• Information shown:
------------------------------------------------------------------------
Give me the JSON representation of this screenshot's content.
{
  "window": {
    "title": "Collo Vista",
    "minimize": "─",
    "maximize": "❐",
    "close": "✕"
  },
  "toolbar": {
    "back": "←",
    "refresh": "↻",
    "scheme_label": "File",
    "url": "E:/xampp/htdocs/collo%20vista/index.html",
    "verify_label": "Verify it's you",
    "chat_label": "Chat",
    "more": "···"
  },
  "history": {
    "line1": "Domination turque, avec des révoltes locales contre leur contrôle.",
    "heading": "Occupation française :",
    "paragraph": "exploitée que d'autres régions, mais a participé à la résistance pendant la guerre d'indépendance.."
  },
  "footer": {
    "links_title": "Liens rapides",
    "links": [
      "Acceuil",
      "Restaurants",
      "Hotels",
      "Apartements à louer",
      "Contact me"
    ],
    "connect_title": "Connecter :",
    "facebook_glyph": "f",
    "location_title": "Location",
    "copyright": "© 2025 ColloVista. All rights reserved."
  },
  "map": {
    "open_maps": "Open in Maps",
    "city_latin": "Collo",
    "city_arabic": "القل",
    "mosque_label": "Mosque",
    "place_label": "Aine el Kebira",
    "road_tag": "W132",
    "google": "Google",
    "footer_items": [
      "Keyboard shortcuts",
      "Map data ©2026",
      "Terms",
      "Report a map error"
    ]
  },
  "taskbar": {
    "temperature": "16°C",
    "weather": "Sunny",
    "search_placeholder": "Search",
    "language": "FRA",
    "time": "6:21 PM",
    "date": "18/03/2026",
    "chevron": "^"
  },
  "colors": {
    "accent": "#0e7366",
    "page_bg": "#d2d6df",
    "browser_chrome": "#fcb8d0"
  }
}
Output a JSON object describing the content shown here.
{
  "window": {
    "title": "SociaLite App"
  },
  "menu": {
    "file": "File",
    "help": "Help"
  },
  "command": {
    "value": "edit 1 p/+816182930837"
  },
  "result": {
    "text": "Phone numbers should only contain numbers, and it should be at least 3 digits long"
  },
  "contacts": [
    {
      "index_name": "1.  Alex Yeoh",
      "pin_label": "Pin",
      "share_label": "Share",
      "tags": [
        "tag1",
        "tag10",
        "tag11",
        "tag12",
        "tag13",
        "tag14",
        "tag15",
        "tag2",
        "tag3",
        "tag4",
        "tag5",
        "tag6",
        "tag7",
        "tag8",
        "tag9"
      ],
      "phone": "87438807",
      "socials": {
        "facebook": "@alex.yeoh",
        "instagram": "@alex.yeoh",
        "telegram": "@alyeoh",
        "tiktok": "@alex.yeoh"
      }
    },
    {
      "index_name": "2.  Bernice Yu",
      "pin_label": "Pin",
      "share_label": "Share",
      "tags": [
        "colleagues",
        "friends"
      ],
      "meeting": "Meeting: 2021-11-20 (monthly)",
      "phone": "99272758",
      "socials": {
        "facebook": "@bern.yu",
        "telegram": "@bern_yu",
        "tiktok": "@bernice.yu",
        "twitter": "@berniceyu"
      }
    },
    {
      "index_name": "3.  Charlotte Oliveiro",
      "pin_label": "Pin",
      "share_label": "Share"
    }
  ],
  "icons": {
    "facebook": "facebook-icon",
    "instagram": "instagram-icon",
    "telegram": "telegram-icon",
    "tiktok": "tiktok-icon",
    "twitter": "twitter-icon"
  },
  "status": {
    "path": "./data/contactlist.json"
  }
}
------------------------------------------------------------------------
Return each entry from the material above exactly as it appears.

• Problem solution:
Give me the JSON representation of this screenshot's content.
{
  "window": {
    "title": "Collo Vista",
    "minimize": "─",
    "maximize": "❐",
    "close": "✕"
  },
  "toolbar": {
    "back": "←",
    "refresh": "↻",
    "scheme_label": "File",
    "url": "E:/xampp/htdocs/collo%20vista/index.html",
    "verify_label": "Verify it's you",
    "chat_label": "Chat",
    "more": "···"
  },
  "history": {
    "line1": "Domination turque, avec des révoltes locales contre leur contrôle.",
    "heading": "Occupation française :",
    "paragraph": "exploitée que d'autres régions, mais a participé à la résistance pendant la guerre d'indépendance.."
  },
  "footer": {
    "links_title": "Liens rapides",
    "links": [
      "Acceuil",
      "Restaurants",
      "Hotels",
      "Apartements à louer",
      "Contact me"
    ],
    "connect_title": "Connecter :",
    "facebook_glyph": "f",
    "location_title": "Location",
    "copyright": "© 2025 ColloVista. All rights reserved."
  },
  "map": {
    "open_maps": "Open in Maps",
    "city_latin": "Collo",
    "city_arabic": "القل",
    "mosque_label": "Mosque",
    "place_label": "Aine el Kebira",
    "road_tag": "W132",
    "google": "Google",
    "footer_items": [
      "Keyboard shortcuts",
      "Map data ©2026",
      "Terms",
      "Report a map error"
    ]
  },
  "taskbar": {
    "temperature": "16°C",
    "weather": "Sunny",
    "search_placeholder": "Search",
    "language": "FRA",
    "time": "6:21 PM",
    "date": "18/03/2026",
    "chevron": "^"
  },
  "colors": {
    "accent": "#0e7366",
    "page_bg": "#d2d6df",
    "browser_chrome": "#fcb8d0"
  }
}
Output a JSON object describing the content shown here.
{
  "window": {
    "title": "SociaLite App"
  },
  "menu": {
    "file": "File",
    "help": "Help"
  },
  "command": {
    "value": "edit 1 p/+816182930837"
  },
  "result": {
    "text": "Phone numbers should only contain numbers, and it should be at least 3 digits long"
  },
  "contacts": [
    {
      "index_name": "1.  Alex Yeoh",
      "pin_label": "Pin",
      "share_label": "Share",
      "tags": [
        "tag1",
        "tag10",
        "tag11",
        "tag12",
        "tag13",
        "tag14",
        "tag15",
        "tag2",
        "tag3",
        "tag4",
        "tag5",
        "tag6",
        "tag7",
        "tag8",
        "tag9"
      ],
      "phone": "87438807",
      "socials": {
        "facebook": "@alex.yeoh",
        "instagram": "@alex.yeoh",
        "telegram": "@alyeoh",
        "tiktok": "@alex.yeoh"
      }
    },
    {
      "index_name": "2.  Bernice Yu",
      "pin_label": "Pin",
      "share_label": "Share",
      "tags": [
        "colleagues",
        "friends"
      ],
      "meeting": "Meeting: 2021-11-20 (monthly)",
      "phone": "99272758",
      "socials": {
        "facebook": "@bern.yu",
        "telegram": "@bern_yu",
        "tiktok": "@bernice.yu",
        "twitter": "@berniceyu"
      }
    },
    {
      "index_name": "3.  Charlotte Oliveiro",
      "pin_label": "Pin",
      "share_label": "Share"
    }
  ],
  "icons": {
    "facebook": "facebook-icon",
    "instagram": "instagram-icon",
    "telegram": "telegram-icon",
    "tiktok": "tiktok-icon",
    "twitter": "twitter-icon"
  },
  "status": {
    "path": "./data/contactlist.json"
  }
}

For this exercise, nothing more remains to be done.